SHORT TASK:
Extract the full set of records, then give each one again exactly.

## Begin

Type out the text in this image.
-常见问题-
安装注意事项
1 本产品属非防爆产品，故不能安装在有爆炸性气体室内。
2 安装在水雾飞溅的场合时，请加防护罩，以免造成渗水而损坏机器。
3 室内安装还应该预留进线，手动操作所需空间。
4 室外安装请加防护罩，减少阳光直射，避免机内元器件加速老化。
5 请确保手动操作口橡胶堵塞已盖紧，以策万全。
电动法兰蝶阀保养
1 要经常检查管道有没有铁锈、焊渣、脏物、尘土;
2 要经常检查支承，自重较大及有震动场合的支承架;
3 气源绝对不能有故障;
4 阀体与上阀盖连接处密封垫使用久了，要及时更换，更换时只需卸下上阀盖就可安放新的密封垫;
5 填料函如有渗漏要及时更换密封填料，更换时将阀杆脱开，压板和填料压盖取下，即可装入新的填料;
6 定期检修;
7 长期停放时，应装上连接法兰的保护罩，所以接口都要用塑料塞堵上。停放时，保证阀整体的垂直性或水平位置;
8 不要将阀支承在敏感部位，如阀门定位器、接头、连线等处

## End

RESULT:
Type out the text in this image.
-常见问题-
安装注意事项
1 本产品属非防爆产品，故不能安装在有爆炸性气体室内。
2 安装在水雾飞溅的场合时，请加防护罩，以免造成渗水而损坏机器。
3 室内安装还应该预留进线，手动操作所需空间。
4 室外安装请加防护罩，减少阳光直射，避免机内元器件加速老化。
5 请确保手动操作口橡胶堵塞已盖紧，以策万全。
电动法兰蝶阀保养
1 要经常检查管道有没有铁锈、焊渣、脏物、尘土;
2 要经常检查支承，自重较大及有震动场合的支承架;
3 气源绝对不能有故障;
4 阀体与上阀盖连接处密封垫使用久了，要及时更换，更换时只需卸下上阀盖就可安放新的密封垫;
5 填料函如有渗漏要及时更换密封填料，更换时将阀杆脱开，压板和填料压盖取下，即可装入新的填料;
6 定期检修;
7 长期停放时，应装上连接法兰的保护罩，所以接口都要用塑料塞堵上。停放时，保证阀整体的垂直性或水平位置;
8 不要将阀支承在敏感部位，如阀门定位器、接头、连线等处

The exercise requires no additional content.